▶ _Short exercise_
Where a line of the material contains the string "Memory", copy that line.

▶ _Data rows_
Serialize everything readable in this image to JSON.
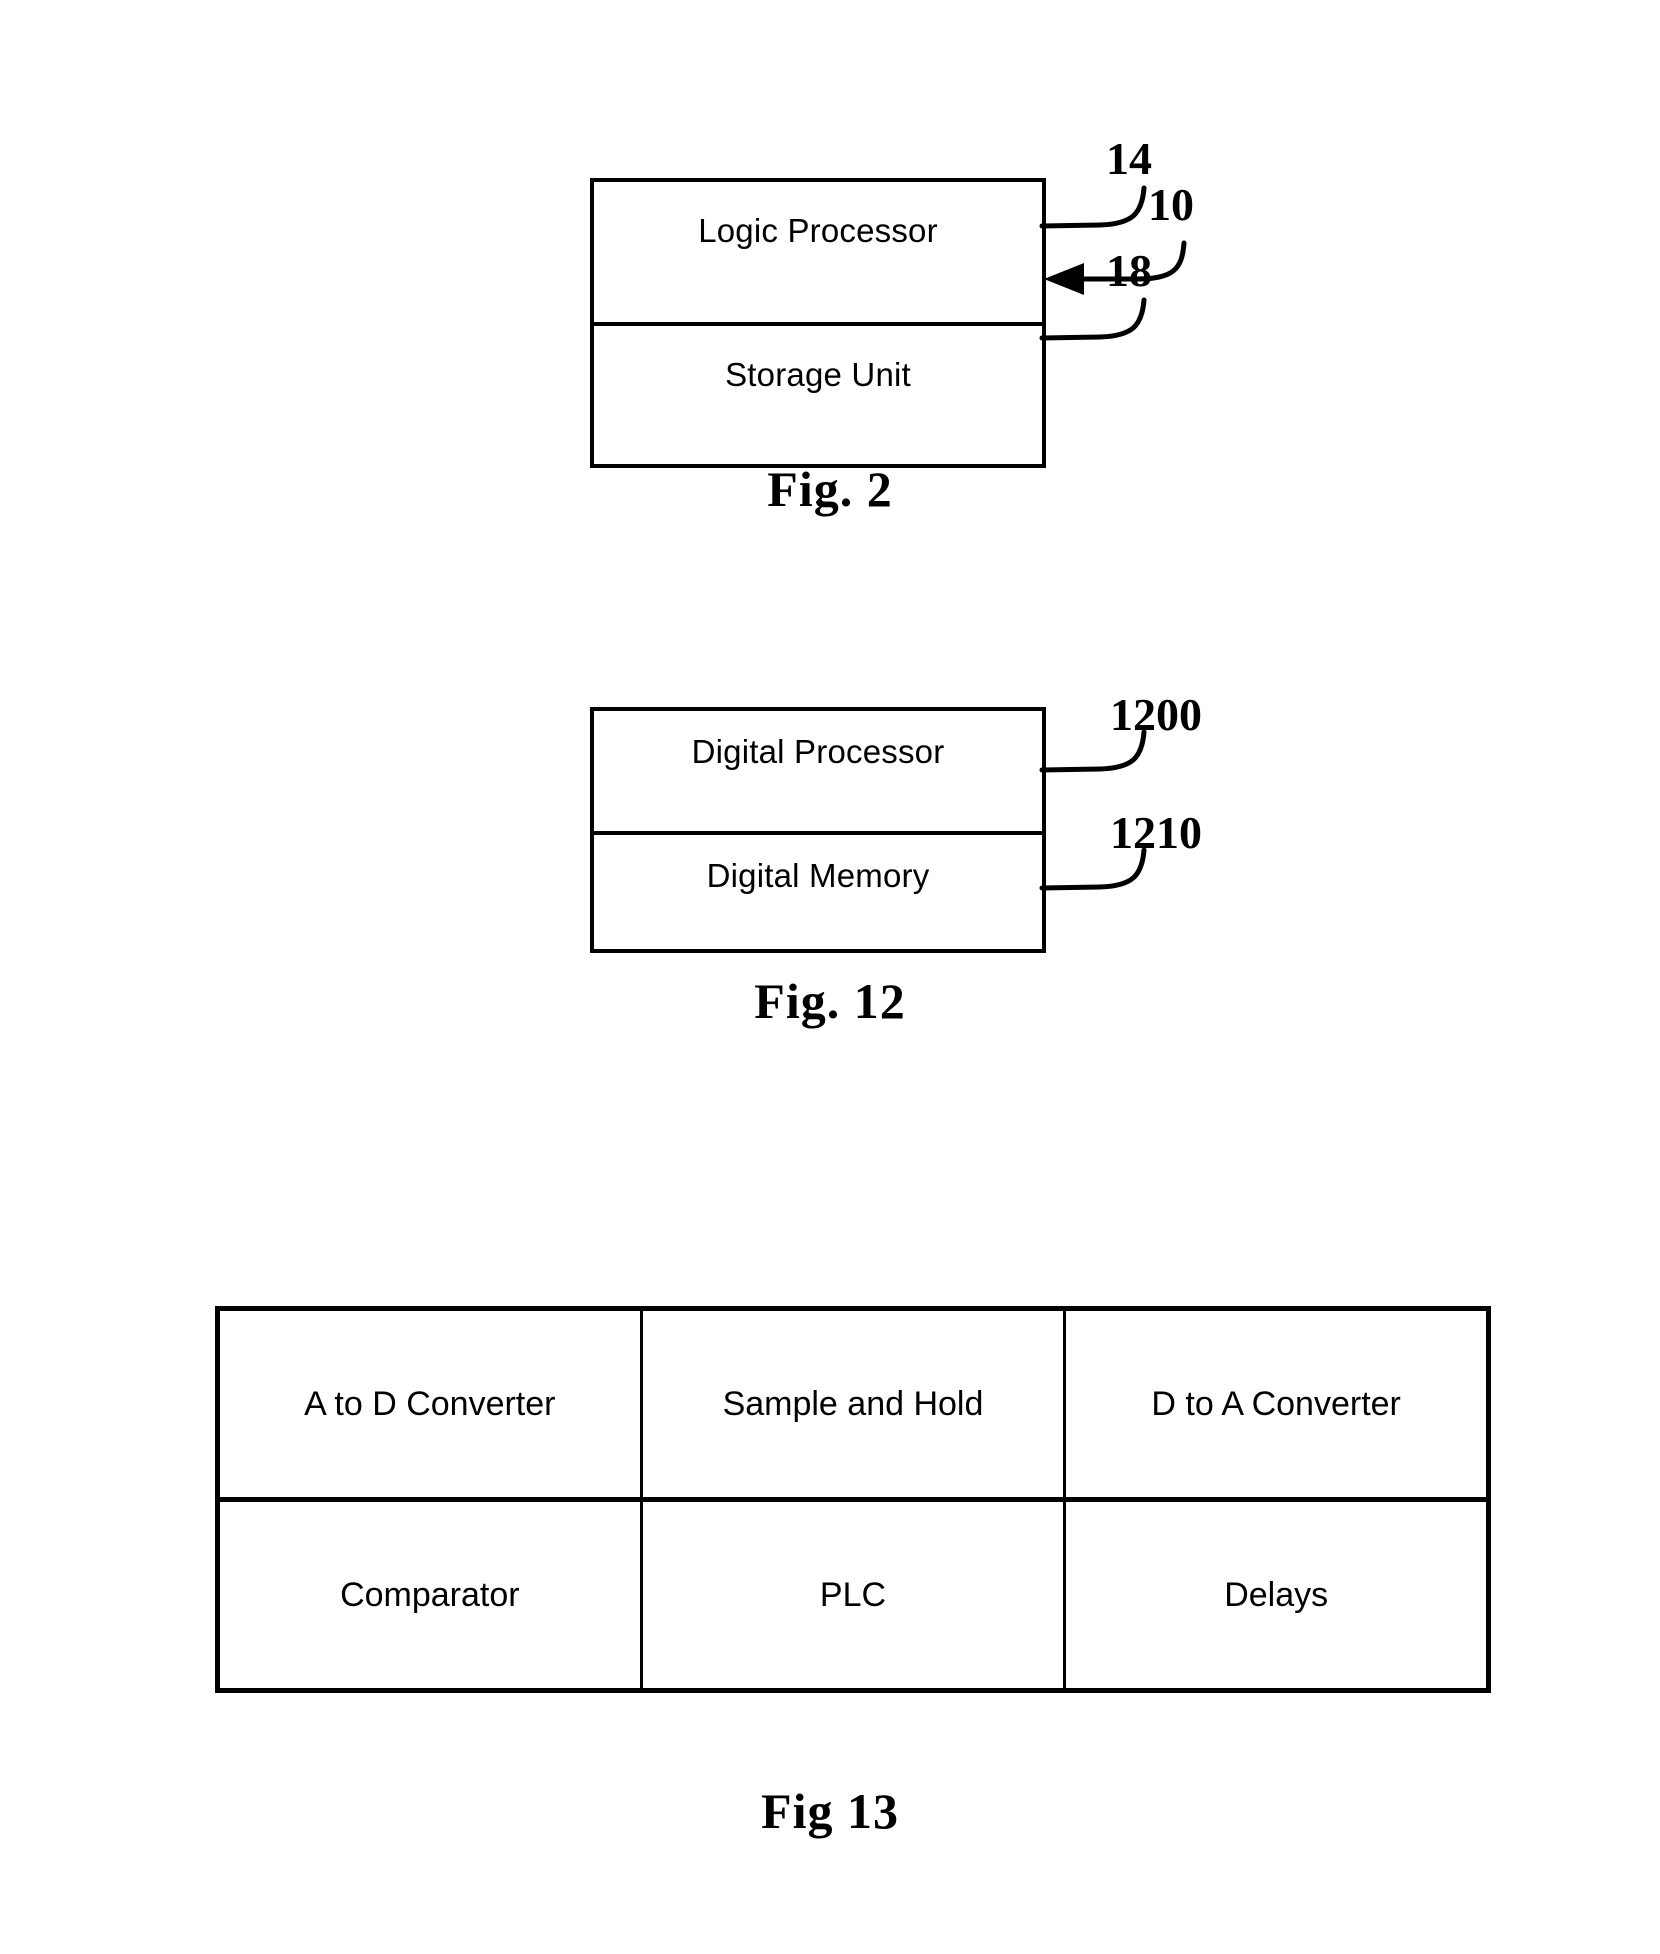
{
  "sheet": {
    "background_color": "#ffffff",
    "ink_color": "#000000"
  },
  "figures": [
    {
      "id": "fig-2",
      "caption": "Fig. 2",
      "blocks": [
        {
          "label": "Logic Processor"
        },
        {
          "label": "Storage Unit"
        }
      ],
      "callouts": [
        {
          "number": "14",
          "target": "Logic Processor",
          "style": "curve"
        },
        {
          "number": "10",
          "target": "assembly",
          "style": "arrow"
        },
        {
          "number": "18",
          "target": "Storage Unit",
          "style": "curve"
        }
      ]
    },
    {
      "id": "fig-12",
      "caption": "Fig. 12",
      "blocks": [
        {
          "label": "Digital Processor"
        },
        {
          "label": "Digital Memory"
        }
      ],
      "callouts": [
        {
          "number": "1200",
          "target": "Digital Processor",
          "style": "curve"
        },
        {
          "number": "1210",
          "target": "Digital Memory",
          "style": "curve"
        }
      ]
    },
    {
      "id": "fig-13",
      "caption": "Fig 13",
      "table": {
        "rows": [
          [
            "A to D Converter",
            "Sample and Hold",
            "D to A Converter"
          ],
          [
            "Comparator",
            "PLC",
            "Delays"
          ]
        ]
      }
    }
  ]
}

▶ _Final result_
          "label": "Digital Memory"
          "target": "Digital Memory",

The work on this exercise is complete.